▶ [What this task involves]
What is the number of lines that include the word "Erlangen"? Provide only that figure.

[Source data]
* * * * * * *

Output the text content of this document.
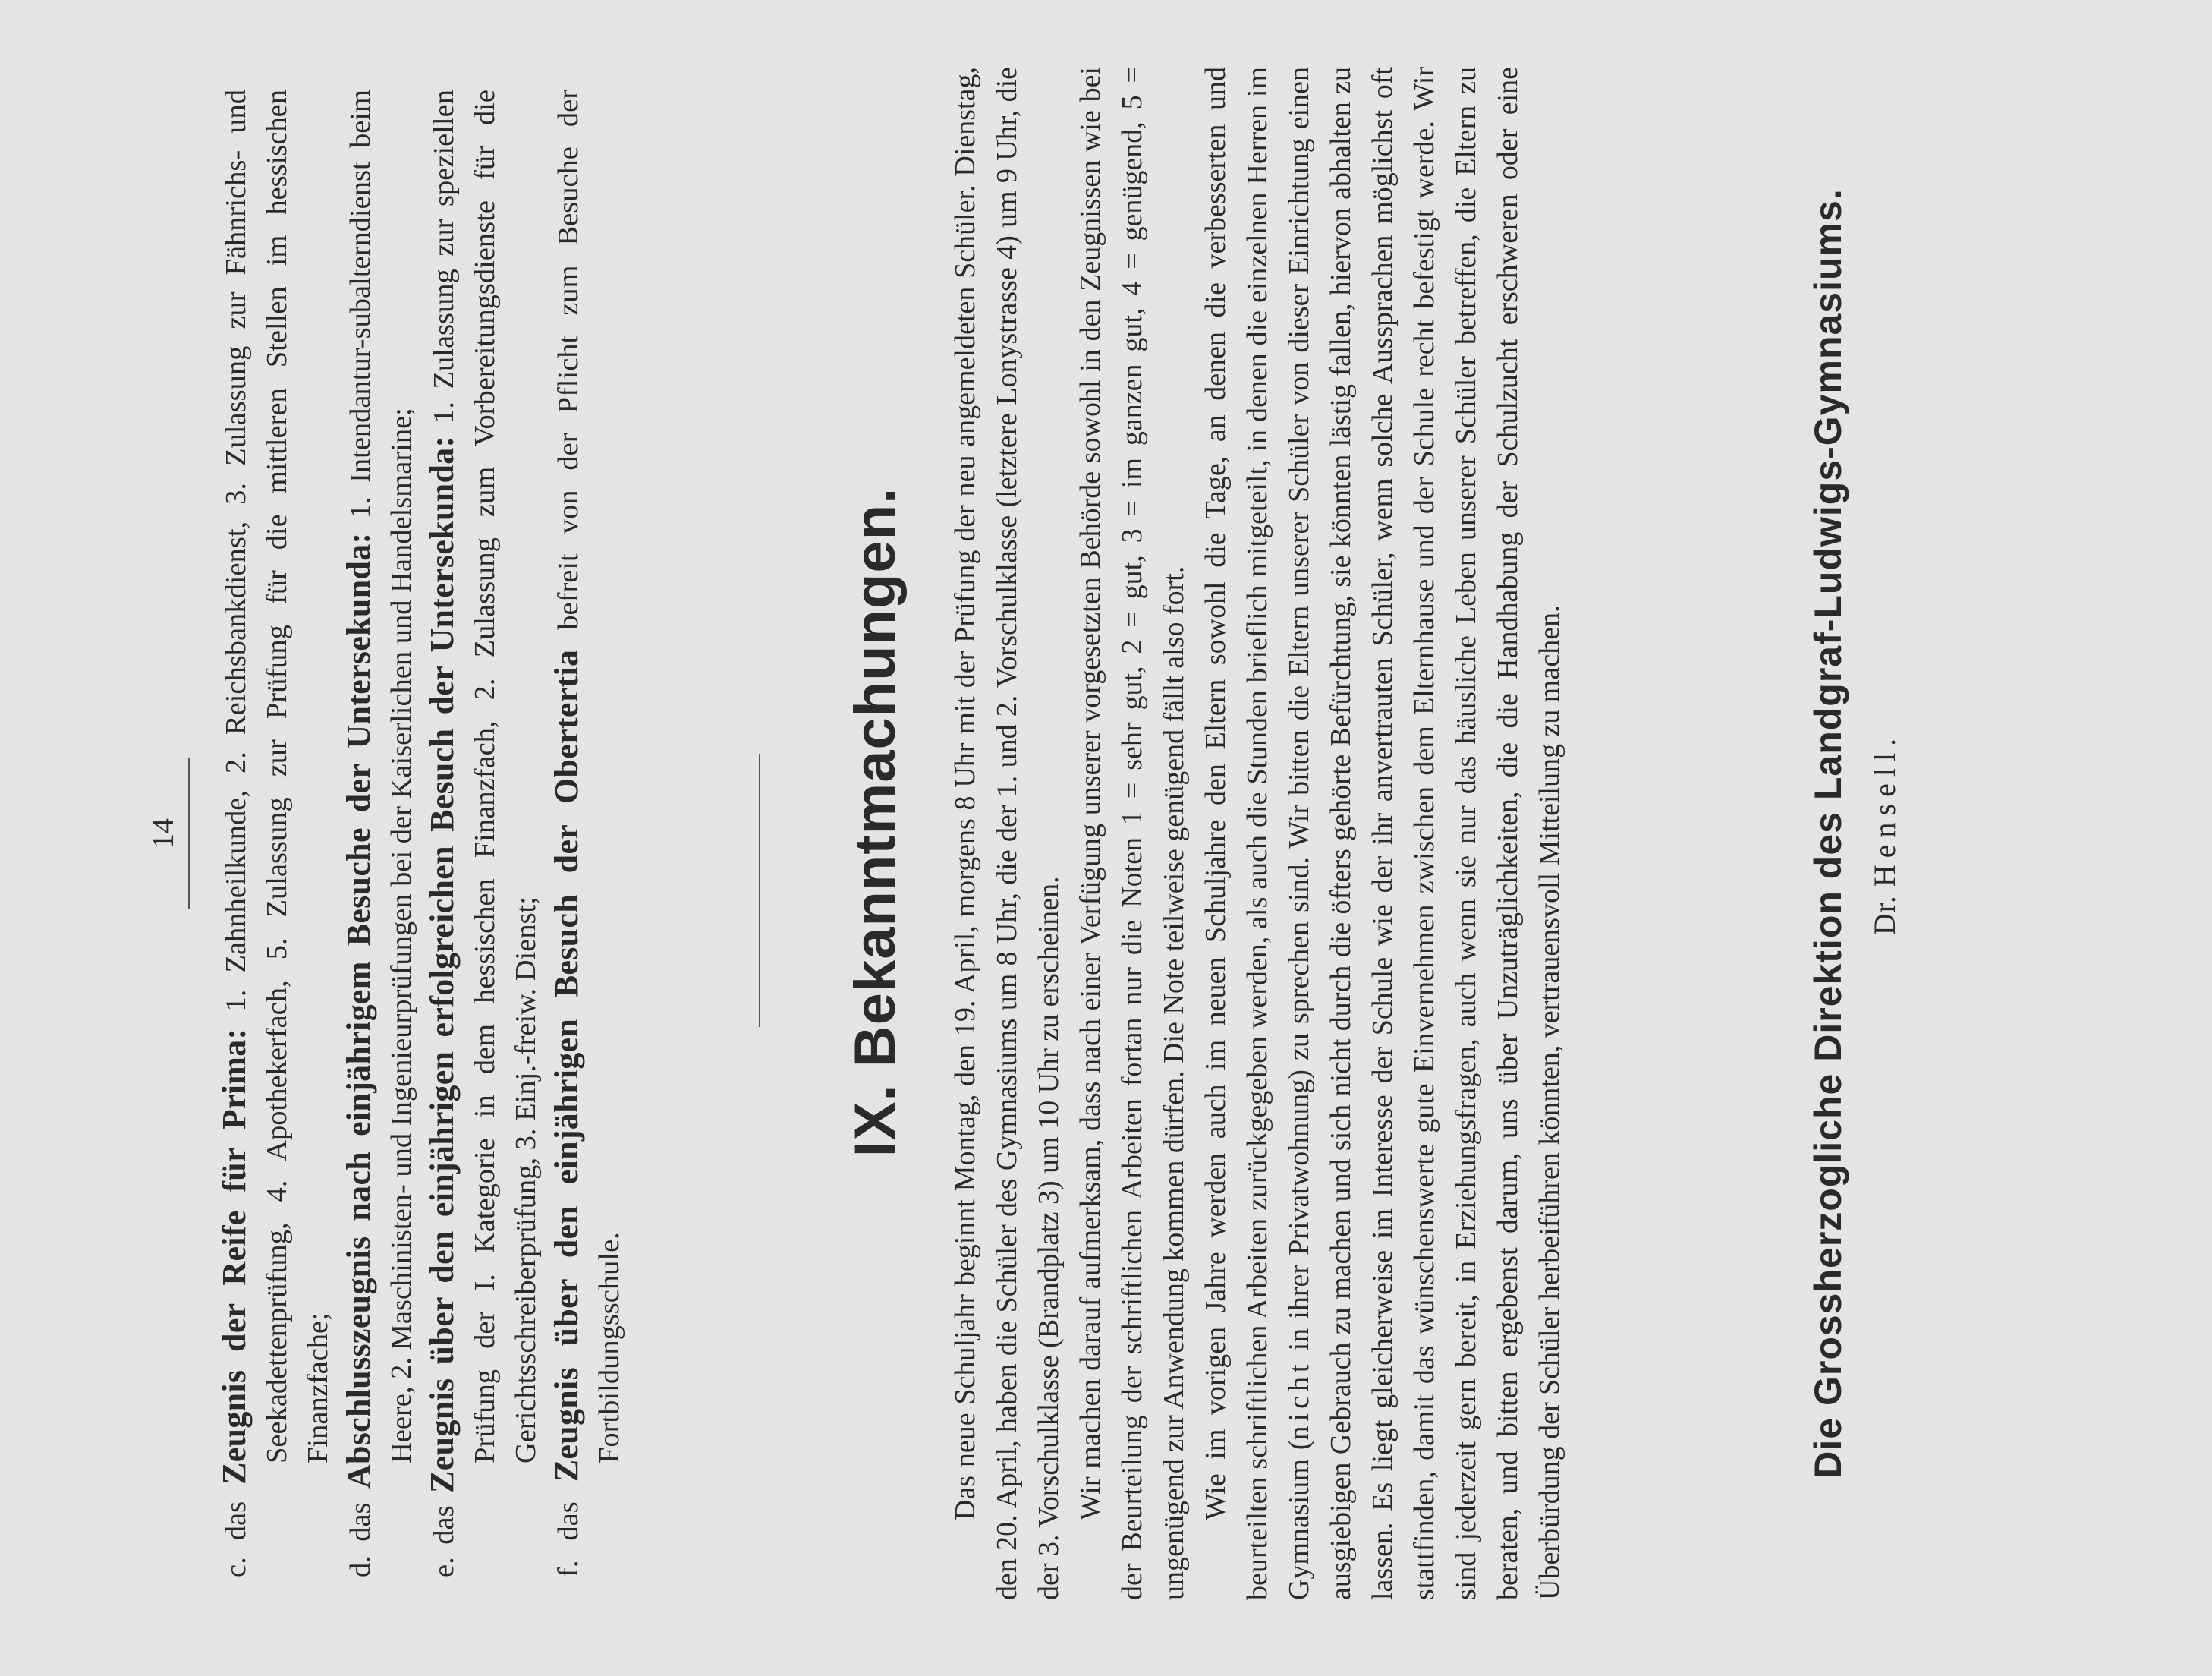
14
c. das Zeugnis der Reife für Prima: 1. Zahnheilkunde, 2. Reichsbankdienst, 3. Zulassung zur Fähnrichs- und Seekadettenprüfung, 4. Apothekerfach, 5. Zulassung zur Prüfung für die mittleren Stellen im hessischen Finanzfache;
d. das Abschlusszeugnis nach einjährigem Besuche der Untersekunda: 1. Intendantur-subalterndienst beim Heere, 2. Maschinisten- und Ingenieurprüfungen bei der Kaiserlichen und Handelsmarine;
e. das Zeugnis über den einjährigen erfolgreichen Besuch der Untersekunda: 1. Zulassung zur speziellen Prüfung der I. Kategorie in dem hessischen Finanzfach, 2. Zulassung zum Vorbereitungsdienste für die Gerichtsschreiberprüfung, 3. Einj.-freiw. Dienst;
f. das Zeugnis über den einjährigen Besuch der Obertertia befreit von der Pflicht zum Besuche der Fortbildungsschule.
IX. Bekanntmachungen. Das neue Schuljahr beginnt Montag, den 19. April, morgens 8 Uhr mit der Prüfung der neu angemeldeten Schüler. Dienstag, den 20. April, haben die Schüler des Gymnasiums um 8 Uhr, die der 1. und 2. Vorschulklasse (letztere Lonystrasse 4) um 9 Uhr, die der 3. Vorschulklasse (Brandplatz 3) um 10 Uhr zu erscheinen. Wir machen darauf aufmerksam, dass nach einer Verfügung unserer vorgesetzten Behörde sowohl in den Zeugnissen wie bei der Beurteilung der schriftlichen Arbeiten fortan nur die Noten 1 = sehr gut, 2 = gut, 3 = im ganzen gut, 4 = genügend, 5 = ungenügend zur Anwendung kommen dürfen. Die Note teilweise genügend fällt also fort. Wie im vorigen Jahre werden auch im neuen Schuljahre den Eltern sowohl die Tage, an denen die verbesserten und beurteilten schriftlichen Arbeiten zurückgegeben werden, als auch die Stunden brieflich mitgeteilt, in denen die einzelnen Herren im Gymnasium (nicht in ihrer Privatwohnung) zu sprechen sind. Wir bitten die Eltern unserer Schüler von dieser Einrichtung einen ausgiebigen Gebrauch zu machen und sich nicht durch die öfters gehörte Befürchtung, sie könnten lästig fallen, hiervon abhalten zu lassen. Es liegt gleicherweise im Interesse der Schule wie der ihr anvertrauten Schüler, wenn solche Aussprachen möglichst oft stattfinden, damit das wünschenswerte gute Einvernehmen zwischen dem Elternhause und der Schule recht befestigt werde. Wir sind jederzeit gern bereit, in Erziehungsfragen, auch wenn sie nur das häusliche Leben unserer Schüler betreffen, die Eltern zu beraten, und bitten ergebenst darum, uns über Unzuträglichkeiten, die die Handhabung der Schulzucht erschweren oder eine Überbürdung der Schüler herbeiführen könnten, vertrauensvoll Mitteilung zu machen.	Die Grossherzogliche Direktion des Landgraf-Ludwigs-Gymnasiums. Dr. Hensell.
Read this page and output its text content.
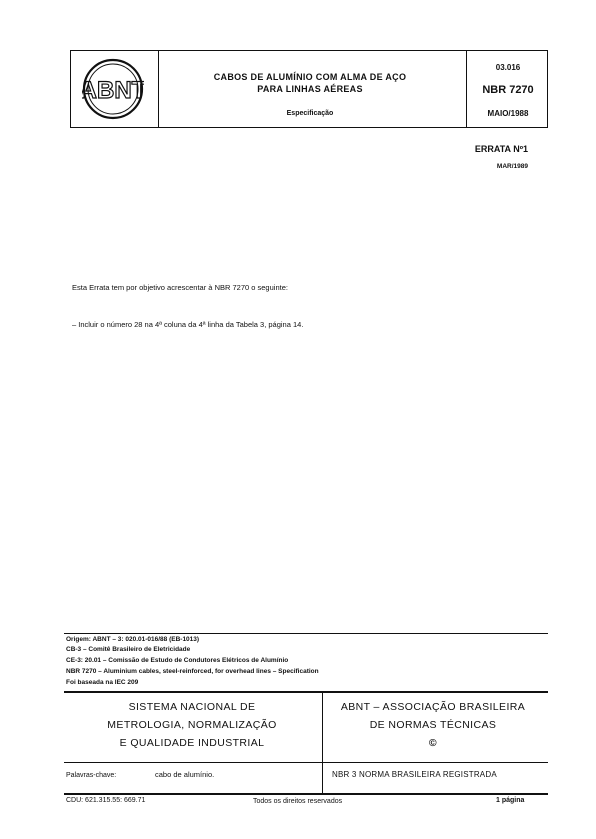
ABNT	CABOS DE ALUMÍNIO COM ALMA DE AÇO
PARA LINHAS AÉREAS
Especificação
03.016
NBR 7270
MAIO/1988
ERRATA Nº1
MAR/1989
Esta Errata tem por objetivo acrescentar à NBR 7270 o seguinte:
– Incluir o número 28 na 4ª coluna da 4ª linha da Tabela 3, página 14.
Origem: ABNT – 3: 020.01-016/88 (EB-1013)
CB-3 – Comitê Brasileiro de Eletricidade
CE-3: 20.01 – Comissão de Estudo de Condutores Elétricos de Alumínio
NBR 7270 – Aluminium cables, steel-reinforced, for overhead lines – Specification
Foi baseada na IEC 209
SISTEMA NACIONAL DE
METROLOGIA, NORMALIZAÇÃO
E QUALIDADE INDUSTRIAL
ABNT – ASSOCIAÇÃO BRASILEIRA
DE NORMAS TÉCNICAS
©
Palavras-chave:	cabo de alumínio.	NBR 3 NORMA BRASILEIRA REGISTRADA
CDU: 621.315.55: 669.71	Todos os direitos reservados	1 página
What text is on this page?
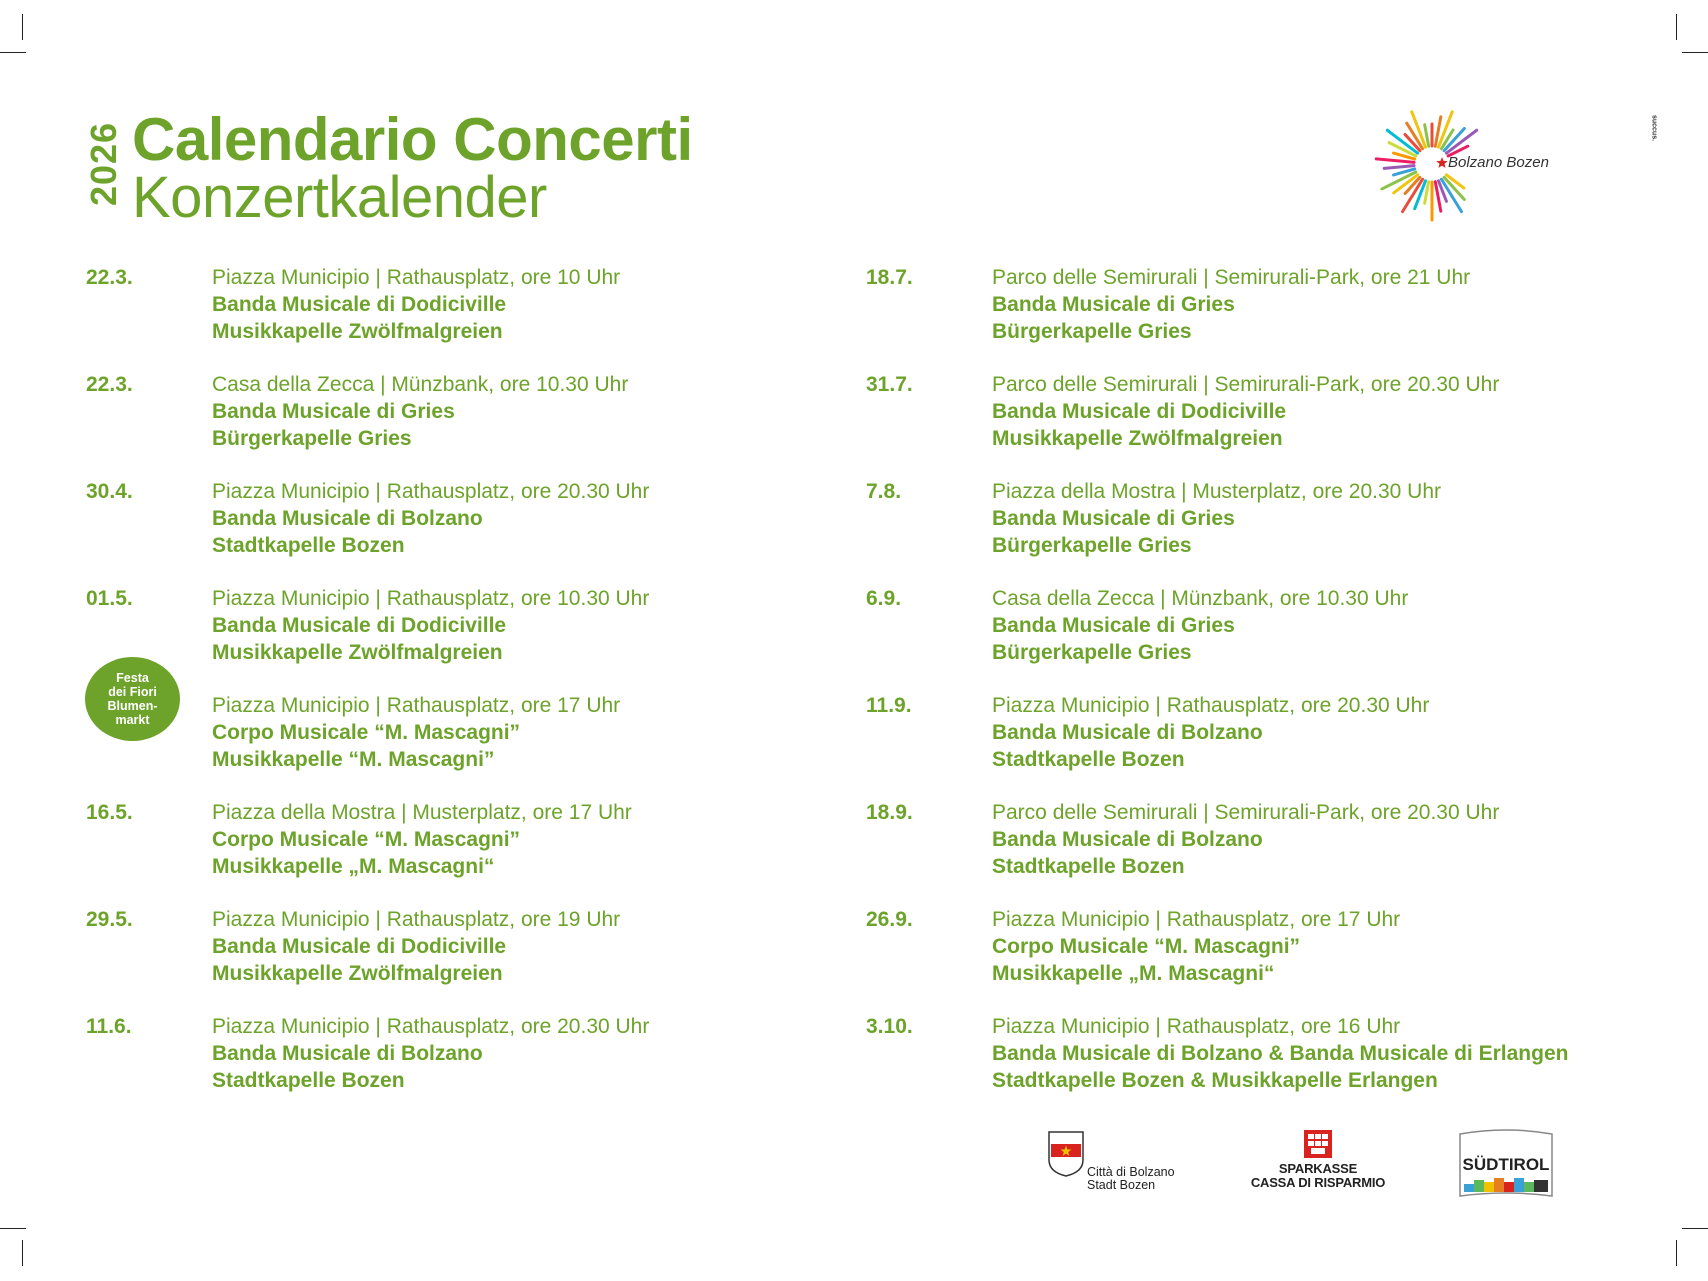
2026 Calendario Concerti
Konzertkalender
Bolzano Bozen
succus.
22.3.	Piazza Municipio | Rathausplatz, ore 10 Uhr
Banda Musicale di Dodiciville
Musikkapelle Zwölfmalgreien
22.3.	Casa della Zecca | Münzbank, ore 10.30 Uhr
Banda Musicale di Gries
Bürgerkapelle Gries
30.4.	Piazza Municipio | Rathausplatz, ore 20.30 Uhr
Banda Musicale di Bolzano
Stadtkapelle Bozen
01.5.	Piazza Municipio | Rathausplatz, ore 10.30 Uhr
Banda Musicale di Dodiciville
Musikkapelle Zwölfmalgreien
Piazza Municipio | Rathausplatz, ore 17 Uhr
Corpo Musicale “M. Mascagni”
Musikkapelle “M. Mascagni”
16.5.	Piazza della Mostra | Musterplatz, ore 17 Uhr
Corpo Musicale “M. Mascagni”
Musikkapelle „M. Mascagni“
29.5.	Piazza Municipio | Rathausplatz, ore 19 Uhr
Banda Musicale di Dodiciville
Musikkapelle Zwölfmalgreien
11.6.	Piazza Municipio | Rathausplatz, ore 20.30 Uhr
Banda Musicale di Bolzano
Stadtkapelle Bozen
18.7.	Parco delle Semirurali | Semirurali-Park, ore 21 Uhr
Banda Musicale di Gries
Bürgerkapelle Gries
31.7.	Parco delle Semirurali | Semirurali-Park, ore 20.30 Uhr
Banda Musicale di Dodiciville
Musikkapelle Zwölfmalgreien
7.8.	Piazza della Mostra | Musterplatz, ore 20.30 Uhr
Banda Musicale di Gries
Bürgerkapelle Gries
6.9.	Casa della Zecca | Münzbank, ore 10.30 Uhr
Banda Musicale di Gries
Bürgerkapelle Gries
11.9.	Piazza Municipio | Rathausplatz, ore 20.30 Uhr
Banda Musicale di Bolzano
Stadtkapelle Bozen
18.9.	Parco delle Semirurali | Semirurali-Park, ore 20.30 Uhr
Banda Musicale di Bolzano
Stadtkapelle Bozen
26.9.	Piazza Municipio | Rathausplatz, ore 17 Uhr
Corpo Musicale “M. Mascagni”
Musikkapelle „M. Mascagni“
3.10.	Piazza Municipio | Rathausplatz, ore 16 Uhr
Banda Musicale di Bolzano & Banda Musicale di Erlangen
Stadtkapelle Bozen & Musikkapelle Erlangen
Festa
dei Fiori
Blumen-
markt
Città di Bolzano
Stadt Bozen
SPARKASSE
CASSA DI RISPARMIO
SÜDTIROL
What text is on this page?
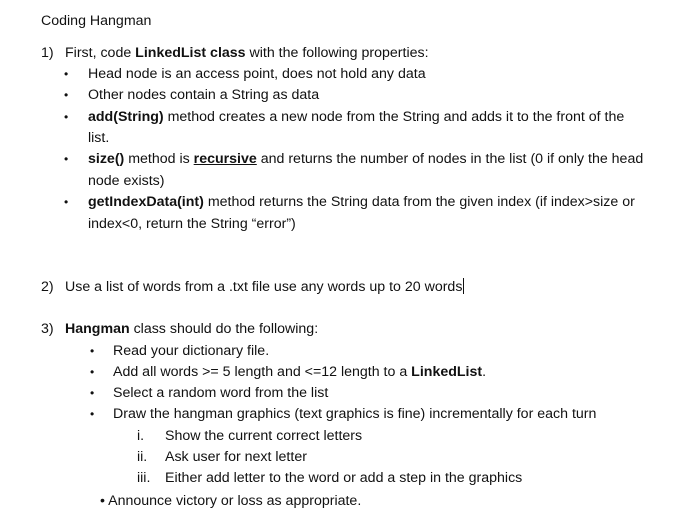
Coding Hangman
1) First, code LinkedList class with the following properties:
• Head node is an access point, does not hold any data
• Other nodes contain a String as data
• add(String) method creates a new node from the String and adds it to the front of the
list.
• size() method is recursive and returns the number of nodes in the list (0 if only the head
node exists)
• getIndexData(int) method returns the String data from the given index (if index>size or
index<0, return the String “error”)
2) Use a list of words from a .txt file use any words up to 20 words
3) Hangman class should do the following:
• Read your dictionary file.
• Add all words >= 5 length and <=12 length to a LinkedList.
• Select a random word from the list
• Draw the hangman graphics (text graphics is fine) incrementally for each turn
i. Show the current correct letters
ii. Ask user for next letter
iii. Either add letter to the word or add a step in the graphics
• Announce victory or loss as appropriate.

* * * * * * *

▶ [Answer]
2